▼▼▼

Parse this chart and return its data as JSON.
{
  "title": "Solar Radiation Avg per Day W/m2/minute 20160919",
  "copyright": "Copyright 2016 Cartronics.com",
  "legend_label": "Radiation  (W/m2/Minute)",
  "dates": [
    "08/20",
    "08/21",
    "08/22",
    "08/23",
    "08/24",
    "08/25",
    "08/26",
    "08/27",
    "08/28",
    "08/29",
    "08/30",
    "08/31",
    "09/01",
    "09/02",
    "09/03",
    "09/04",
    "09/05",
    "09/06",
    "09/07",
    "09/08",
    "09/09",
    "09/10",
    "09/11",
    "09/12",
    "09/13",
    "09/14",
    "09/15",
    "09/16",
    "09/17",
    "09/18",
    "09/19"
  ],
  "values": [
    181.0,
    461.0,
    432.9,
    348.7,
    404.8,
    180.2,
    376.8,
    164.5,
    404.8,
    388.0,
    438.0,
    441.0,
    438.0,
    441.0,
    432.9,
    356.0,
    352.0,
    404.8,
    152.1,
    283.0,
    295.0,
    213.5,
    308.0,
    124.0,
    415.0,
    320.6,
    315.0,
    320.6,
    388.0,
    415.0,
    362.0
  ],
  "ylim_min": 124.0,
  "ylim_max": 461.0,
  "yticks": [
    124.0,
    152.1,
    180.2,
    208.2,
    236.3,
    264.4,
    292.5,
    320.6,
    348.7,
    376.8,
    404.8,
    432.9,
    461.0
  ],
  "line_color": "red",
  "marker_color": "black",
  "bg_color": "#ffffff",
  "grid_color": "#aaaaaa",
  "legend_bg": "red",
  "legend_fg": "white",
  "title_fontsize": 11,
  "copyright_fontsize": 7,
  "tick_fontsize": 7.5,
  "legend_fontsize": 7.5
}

▲▲▲

Copy out each line that contains the word "Radiation".

  "title": "Solar Radiation Avg per Day W/m2/minute 20160919",
  "legend_label": "Radiation  (W/m2/Minute)",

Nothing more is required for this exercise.